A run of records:
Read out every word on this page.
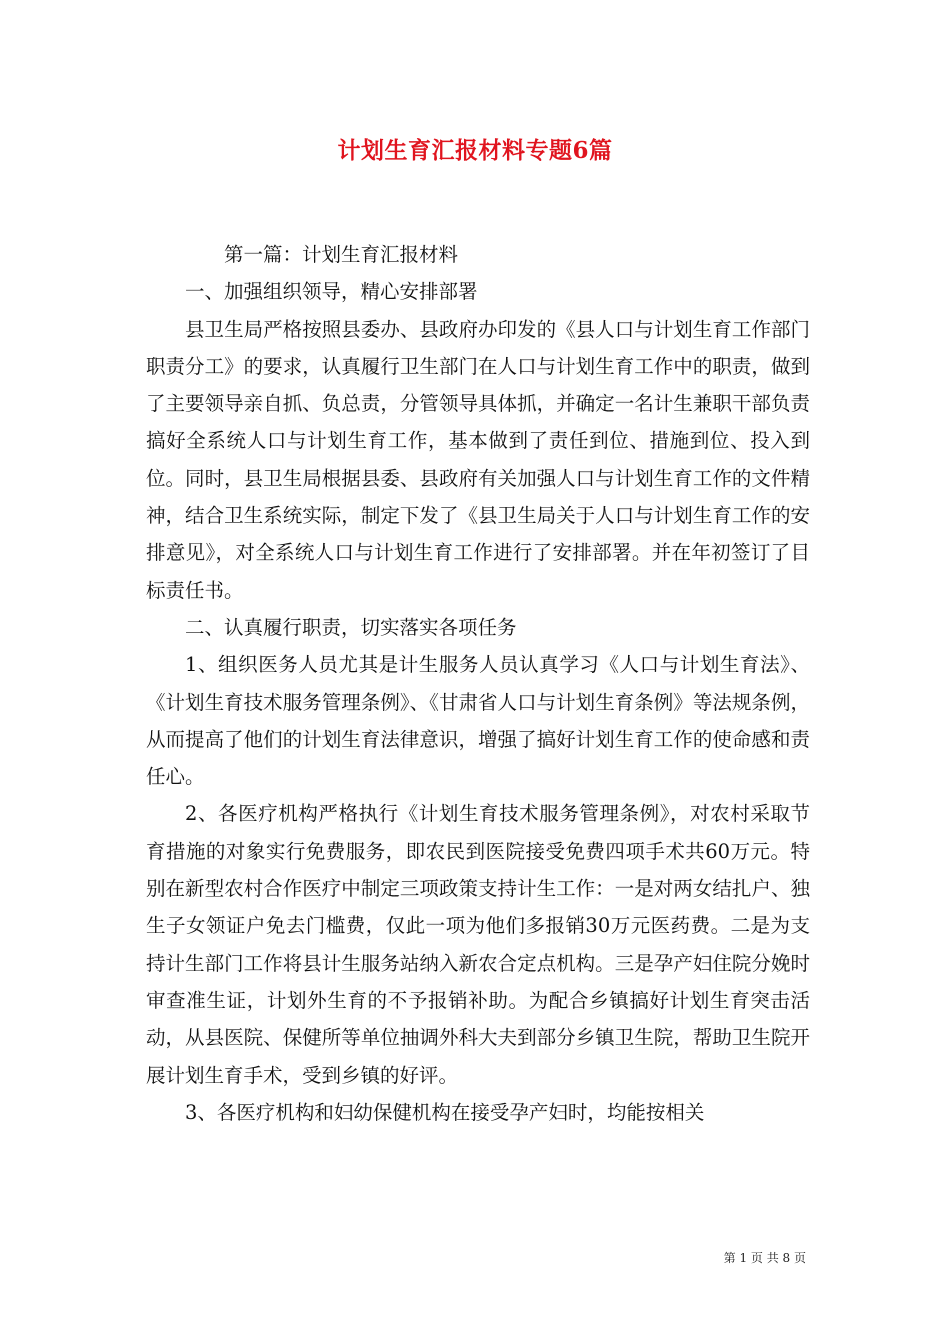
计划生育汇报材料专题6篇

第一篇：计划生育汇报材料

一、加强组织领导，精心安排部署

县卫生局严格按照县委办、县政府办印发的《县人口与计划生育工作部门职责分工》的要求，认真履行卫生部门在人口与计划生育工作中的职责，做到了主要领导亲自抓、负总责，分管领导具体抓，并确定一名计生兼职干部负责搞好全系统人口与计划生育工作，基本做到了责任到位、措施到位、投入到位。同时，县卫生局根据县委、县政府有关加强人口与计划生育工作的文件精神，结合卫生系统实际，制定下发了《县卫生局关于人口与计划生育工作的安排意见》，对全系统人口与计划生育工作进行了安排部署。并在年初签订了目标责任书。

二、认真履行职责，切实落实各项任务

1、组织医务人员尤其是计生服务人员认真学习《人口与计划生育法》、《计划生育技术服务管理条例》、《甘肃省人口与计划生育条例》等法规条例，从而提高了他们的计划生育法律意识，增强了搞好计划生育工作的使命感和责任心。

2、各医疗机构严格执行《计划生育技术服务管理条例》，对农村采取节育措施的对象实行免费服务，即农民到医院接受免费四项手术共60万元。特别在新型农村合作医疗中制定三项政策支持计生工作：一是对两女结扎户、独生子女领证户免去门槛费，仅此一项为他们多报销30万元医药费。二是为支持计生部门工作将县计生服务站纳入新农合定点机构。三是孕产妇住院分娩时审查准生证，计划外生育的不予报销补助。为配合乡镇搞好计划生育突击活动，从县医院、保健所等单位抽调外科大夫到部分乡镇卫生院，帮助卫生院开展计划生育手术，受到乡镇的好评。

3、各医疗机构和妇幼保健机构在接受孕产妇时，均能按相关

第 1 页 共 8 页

* * *

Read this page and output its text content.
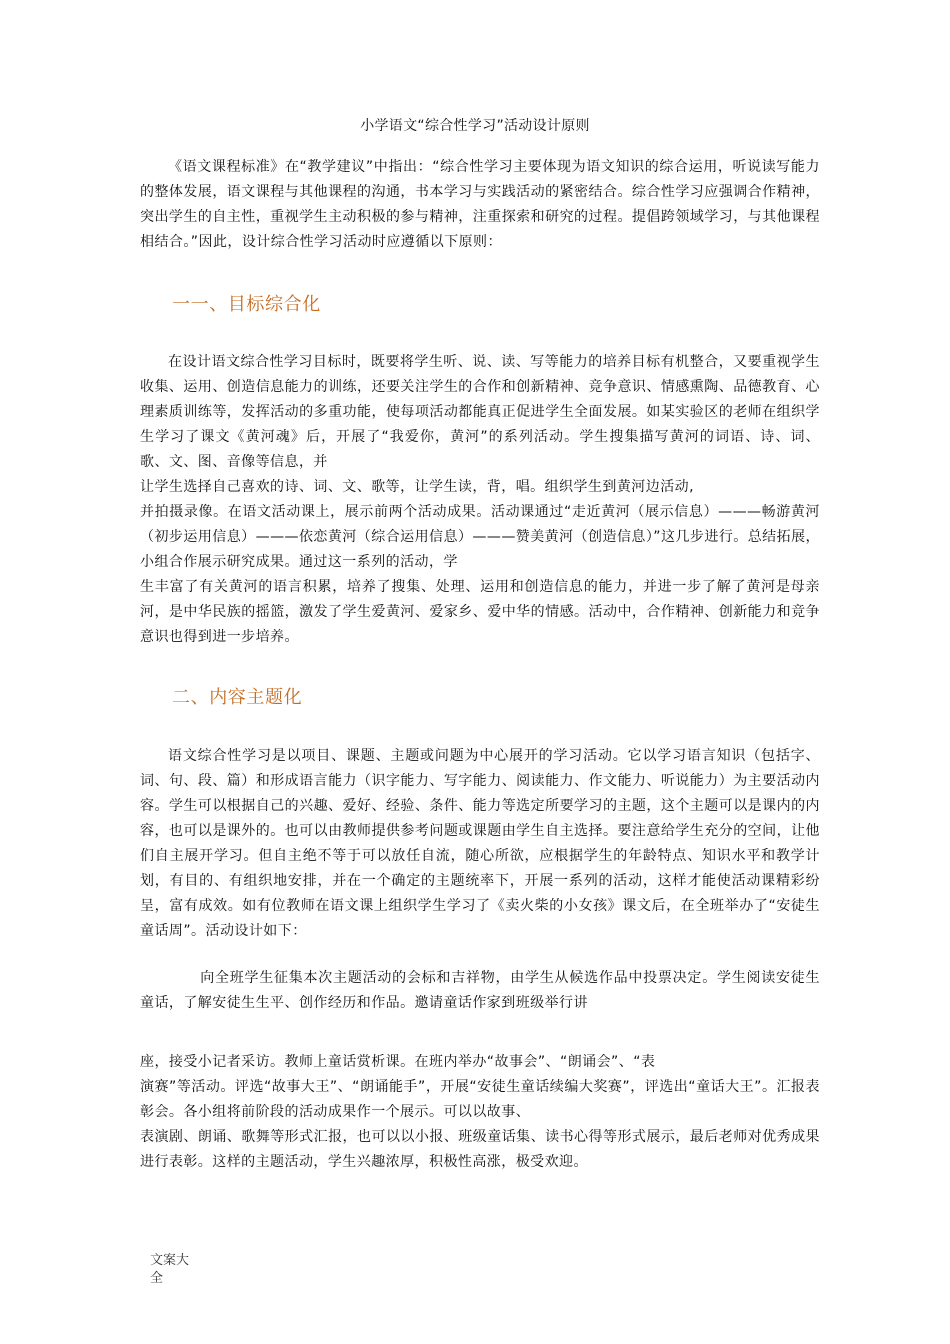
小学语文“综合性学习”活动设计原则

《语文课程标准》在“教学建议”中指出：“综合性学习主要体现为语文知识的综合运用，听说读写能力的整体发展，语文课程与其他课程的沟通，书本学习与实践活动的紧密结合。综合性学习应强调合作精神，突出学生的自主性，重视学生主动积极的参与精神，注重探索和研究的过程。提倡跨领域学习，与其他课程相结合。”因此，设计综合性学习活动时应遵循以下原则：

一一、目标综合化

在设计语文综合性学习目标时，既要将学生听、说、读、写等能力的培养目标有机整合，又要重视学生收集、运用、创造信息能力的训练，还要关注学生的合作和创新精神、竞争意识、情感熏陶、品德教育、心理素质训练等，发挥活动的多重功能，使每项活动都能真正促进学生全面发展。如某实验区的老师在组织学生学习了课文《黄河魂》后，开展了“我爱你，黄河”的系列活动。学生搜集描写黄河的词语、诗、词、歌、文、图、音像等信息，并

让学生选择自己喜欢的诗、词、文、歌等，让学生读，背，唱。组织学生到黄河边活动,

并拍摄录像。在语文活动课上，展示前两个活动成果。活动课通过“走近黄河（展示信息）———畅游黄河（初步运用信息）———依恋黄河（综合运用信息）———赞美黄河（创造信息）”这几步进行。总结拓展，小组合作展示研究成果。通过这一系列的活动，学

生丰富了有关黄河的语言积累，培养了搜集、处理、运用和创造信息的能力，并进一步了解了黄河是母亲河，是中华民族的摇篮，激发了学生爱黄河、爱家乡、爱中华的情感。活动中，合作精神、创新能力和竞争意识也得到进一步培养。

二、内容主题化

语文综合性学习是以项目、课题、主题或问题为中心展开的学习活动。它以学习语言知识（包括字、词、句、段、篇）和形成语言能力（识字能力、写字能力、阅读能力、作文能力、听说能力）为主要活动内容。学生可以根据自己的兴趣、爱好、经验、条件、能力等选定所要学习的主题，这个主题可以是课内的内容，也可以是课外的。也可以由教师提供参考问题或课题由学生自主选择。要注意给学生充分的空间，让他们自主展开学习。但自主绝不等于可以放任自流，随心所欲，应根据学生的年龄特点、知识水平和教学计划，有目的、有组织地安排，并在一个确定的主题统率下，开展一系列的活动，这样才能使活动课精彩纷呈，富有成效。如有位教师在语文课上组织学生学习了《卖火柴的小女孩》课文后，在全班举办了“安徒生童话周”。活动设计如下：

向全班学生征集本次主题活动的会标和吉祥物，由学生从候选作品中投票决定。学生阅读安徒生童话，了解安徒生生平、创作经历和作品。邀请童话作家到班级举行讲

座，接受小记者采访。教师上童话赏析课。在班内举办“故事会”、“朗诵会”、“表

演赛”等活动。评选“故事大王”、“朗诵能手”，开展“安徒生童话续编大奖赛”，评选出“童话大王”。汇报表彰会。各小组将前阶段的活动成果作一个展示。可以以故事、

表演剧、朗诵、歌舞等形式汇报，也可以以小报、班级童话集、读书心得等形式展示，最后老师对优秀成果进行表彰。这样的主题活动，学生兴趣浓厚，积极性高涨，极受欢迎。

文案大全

...

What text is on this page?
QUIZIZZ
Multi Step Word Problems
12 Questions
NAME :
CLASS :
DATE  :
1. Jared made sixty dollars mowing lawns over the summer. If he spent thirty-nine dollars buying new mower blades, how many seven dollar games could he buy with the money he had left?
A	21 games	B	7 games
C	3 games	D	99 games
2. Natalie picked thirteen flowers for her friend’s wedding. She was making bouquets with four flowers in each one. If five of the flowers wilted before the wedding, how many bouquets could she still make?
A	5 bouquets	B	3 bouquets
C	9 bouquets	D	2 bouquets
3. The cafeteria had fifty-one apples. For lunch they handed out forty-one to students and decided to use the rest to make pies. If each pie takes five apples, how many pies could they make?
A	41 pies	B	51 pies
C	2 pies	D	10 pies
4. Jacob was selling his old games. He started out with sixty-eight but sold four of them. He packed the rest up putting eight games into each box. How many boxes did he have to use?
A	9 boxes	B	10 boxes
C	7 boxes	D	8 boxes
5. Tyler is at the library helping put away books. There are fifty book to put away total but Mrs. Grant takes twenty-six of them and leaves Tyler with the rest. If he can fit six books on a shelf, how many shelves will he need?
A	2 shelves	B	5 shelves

▸ **Job**
In the listing above, find the lines holding the word "Read" and copy them.

▸ **Final answer**
Read out every word on this page.
Read this page and output its text content.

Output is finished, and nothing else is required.